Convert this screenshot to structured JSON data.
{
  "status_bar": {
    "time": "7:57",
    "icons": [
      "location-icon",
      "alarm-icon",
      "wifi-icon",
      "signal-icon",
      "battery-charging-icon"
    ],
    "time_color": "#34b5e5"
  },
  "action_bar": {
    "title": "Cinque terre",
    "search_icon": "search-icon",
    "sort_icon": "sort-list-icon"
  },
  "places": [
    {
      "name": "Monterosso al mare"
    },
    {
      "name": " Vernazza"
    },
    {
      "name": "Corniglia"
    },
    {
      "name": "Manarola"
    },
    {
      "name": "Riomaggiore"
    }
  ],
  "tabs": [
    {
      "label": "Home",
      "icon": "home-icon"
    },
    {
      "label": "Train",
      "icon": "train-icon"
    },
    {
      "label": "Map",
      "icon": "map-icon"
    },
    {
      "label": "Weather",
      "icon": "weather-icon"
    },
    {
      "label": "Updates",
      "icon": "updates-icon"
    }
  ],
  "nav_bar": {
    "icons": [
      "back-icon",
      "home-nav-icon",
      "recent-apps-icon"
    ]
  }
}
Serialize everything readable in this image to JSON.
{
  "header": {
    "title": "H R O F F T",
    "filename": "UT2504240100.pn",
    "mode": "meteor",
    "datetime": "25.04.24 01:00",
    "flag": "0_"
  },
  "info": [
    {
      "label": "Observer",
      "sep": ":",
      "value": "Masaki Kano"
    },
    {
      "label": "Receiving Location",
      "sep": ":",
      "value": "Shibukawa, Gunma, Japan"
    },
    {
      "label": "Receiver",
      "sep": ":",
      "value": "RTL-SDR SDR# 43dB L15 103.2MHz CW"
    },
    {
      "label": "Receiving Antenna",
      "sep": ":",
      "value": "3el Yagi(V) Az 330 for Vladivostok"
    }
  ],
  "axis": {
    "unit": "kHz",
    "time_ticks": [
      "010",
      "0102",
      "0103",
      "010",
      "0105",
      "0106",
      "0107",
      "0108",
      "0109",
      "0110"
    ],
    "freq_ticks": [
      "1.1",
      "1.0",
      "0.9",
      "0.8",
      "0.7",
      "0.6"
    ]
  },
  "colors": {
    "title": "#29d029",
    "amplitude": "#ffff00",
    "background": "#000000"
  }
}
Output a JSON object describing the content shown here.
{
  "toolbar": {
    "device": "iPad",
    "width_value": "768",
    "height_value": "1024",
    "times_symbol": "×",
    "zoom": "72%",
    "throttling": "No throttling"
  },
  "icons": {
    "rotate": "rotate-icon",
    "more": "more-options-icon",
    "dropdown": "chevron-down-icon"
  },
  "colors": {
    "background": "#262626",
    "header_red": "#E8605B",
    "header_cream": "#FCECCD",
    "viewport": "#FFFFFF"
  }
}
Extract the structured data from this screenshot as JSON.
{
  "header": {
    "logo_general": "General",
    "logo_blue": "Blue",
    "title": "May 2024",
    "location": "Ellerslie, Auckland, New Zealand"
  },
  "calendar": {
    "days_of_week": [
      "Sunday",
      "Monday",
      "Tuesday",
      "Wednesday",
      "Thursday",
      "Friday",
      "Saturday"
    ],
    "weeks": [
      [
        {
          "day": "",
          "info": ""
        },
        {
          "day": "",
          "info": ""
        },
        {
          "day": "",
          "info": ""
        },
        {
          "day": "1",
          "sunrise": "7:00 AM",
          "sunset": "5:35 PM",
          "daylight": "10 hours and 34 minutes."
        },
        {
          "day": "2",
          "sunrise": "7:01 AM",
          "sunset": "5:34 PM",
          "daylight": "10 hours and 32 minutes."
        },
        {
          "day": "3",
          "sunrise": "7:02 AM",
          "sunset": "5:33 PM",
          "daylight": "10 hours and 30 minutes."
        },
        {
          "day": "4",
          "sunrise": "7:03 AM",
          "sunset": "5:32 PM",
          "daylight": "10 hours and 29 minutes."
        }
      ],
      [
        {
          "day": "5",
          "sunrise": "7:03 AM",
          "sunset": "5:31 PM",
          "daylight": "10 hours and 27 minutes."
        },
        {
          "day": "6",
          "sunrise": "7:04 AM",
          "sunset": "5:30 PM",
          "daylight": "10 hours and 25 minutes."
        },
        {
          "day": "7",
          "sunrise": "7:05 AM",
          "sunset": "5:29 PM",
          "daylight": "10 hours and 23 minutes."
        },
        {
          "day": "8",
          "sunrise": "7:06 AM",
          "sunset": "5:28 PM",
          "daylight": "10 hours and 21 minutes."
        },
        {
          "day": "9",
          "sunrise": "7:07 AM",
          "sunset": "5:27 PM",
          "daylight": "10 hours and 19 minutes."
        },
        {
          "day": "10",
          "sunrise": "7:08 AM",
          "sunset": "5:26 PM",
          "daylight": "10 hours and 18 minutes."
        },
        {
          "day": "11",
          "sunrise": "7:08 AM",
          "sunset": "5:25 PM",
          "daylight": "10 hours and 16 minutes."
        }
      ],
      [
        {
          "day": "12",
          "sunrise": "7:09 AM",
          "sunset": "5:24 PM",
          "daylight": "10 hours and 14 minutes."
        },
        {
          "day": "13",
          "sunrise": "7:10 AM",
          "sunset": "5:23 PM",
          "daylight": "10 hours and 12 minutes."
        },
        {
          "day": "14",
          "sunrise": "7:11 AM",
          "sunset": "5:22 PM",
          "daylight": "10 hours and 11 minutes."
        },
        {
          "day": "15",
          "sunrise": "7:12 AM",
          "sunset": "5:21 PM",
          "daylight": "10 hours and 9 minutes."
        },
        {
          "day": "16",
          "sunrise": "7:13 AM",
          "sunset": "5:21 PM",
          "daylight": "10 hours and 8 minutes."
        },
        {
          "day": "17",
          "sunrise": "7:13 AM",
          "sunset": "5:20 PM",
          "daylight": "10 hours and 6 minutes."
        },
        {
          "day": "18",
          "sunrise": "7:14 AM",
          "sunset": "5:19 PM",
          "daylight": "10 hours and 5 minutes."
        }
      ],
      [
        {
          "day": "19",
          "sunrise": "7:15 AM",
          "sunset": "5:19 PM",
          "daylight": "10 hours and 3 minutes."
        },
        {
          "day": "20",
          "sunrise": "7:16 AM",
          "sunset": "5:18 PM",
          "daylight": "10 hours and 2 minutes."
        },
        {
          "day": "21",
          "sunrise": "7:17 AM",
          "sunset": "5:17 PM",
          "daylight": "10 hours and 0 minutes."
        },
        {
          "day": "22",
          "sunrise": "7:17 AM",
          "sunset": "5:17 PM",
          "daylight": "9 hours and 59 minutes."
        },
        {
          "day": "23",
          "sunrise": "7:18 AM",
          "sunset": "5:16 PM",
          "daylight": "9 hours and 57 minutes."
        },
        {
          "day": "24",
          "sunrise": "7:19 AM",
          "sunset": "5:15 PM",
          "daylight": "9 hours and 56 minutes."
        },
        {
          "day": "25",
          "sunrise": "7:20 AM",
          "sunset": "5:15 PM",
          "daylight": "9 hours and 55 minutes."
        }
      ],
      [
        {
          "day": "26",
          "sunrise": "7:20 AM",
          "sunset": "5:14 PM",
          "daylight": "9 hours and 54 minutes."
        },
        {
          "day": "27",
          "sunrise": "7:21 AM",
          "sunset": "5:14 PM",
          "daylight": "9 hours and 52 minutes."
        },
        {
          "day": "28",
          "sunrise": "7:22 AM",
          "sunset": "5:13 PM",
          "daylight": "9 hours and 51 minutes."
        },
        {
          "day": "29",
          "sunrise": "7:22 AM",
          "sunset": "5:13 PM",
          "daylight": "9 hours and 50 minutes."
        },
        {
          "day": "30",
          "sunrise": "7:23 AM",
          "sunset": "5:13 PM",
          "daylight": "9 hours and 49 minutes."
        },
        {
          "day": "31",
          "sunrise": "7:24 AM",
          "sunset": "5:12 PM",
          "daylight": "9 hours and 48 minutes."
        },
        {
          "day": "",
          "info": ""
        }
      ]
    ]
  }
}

*Requirement*. Your task is to gather every line with the word "background" and copy it.

*Result of this task*.
    "background": "#000000"
    "background": "#262626",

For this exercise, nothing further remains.